- **Aim of the task**
Find every line with the word "należy" and give their count, nothing else.

- **Saved entries**

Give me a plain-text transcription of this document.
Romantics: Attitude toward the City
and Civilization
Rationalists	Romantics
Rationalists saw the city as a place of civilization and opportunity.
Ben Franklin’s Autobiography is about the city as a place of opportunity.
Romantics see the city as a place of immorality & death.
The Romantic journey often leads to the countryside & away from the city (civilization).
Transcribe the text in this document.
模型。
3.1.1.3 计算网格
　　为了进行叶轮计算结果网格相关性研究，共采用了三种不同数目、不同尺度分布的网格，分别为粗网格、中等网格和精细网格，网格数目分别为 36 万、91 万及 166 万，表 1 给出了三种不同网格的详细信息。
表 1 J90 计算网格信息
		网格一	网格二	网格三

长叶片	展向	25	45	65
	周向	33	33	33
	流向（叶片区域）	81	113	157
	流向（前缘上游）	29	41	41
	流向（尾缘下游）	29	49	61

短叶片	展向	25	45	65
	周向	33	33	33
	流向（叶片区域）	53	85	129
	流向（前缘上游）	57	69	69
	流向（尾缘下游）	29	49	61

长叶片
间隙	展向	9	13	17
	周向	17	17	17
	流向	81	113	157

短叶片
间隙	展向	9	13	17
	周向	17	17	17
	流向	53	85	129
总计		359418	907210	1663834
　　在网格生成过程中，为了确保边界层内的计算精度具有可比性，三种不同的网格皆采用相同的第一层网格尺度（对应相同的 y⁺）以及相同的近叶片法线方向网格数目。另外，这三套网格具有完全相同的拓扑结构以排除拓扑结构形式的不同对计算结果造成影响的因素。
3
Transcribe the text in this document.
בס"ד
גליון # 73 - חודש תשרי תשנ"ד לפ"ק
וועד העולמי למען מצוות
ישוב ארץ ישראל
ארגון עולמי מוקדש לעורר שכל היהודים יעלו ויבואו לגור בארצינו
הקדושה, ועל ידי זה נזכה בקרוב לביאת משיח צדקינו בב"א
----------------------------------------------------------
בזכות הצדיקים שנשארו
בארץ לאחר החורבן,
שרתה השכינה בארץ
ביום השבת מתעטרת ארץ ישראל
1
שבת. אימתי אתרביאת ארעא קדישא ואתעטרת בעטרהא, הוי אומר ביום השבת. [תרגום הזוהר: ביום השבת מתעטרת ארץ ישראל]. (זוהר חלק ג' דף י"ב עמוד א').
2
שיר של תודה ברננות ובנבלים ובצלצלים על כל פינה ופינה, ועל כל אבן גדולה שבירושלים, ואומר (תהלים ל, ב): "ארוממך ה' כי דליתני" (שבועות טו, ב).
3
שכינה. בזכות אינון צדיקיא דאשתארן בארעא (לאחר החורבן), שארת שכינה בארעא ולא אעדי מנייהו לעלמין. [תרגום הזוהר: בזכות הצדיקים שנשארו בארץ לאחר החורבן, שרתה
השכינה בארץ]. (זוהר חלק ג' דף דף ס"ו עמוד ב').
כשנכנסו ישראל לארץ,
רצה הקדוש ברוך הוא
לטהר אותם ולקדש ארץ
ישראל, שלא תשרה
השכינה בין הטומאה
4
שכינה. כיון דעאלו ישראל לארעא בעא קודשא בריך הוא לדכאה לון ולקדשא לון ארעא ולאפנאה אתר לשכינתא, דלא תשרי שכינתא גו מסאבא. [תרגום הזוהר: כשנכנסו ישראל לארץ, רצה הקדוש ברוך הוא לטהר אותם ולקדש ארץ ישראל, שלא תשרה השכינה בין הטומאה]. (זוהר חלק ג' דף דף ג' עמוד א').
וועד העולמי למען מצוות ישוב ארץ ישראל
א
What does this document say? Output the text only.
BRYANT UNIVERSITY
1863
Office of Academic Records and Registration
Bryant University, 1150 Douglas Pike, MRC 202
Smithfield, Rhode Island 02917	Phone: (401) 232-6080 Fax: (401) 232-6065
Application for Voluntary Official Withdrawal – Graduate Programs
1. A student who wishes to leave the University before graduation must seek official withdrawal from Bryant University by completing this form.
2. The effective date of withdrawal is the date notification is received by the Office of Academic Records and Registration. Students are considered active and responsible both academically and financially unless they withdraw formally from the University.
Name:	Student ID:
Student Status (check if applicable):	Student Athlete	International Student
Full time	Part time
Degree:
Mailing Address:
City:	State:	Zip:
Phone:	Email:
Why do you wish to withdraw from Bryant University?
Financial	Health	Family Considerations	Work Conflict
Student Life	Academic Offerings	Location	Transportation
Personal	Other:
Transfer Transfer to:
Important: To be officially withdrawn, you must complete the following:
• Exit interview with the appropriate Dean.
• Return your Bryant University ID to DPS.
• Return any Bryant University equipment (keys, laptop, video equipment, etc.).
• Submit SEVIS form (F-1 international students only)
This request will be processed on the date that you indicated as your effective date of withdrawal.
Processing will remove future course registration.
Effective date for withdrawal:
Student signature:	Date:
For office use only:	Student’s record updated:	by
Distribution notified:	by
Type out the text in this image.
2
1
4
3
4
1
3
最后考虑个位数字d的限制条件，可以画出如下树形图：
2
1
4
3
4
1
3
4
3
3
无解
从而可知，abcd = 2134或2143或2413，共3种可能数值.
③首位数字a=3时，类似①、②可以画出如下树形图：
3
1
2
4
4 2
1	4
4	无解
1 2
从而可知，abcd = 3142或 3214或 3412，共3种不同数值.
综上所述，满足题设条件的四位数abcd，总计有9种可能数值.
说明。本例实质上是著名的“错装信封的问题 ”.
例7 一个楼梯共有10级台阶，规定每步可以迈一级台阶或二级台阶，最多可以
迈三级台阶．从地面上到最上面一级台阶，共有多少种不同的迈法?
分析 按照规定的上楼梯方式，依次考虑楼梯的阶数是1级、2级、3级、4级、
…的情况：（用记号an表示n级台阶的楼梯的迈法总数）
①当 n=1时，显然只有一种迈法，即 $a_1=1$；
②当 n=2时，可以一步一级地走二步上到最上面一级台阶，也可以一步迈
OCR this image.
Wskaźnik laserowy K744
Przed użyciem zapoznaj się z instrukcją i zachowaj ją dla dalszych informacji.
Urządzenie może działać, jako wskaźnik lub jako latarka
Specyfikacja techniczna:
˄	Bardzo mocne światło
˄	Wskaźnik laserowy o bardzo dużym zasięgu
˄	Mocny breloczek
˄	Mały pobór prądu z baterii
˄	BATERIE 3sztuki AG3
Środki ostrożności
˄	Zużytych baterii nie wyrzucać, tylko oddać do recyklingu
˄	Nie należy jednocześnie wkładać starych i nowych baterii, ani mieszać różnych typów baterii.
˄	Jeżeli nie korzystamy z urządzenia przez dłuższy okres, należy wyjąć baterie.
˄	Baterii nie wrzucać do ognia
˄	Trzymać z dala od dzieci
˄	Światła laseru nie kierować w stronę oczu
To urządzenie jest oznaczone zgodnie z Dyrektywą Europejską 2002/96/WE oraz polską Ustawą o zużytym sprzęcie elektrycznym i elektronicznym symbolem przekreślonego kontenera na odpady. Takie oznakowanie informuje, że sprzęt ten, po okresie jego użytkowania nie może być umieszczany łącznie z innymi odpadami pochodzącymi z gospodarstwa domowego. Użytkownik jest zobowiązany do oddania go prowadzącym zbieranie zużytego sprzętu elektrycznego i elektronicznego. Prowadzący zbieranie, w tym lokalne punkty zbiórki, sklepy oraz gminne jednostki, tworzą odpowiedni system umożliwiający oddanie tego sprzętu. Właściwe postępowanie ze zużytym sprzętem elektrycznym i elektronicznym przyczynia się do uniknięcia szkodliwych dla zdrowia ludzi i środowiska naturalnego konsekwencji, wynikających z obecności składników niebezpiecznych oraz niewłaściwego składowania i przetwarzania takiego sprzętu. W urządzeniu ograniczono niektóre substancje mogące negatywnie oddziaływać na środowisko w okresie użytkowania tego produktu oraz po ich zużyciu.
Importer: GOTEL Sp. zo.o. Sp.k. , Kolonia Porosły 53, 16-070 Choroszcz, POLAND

- **Result of the exercise**
2